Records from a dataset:
====

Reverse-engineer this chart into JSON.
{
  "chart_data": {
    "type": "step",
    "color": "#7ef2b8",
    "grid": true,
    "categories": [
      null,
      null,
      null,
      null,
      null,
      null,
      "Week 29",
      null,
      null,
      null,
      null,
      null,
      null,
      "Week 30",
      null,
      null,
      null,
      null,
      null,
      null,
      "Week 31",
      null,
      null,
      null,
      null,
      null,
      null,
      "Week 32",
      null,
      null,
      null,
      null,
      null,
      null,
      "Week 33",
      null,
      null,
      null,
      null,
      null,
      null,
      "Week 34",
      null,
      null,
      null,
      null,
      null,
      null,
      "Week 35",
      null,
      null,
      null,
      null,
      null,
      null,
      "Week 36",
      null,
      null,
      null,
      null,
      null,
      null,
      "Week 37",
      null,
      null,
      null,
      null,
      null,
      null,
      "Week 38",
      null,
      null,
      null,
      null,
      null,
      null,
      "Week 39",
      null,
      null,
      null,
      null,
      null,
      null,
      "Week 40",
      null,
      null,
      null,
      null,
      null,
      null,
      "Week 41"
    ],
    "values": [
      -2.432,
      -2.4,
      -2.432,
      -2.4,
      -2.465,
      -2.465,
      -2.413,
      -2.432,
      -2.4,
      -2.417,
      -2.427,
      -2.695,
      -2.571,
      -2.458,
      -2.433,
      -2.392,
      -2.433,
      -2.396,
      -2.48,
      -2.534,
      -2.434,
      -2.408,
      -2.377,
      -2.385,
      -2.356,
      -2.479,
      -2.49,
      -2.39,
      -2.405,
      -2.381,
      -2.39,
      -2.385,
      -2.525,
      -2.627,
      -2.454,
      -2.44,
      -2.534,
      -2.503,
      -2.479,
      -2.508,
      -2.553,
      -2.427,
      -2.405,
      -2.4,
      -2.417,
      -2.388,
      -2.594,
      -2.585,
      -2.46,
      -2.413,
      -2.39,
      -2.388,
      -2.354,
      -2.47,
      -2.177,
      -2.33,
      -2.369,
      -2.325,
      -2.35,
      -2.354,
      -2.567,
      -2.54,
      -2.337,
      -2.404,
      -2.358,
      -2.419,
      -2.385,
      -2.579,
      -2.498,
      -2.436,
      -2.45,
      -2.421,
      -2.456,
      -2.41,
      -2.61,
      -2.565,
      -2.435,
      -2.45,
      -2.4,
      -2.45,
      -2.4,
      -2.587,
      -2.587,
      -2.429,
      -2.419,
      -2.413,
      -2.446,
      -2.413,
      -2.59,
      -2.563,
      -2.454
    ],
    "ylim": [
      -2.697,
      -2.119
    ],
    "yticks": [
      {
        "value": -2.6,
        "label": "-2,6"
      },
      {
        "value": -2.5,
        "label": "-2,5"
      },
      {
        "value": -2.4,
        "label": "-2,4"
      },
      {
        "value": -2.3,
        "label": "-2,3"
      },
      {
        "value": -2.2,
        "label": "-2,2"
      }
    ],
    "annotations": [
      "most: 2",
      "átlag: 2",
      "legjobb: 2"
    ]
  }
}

====

Pick each line holding the word "label" out of the data and copy it.

# OUTPUT FOR THIS TASK
        "label": "-2,6"
        "label": "-2,5"
        "label": "-2,4"
        "label": "-2,3"
        "label": "-2,2"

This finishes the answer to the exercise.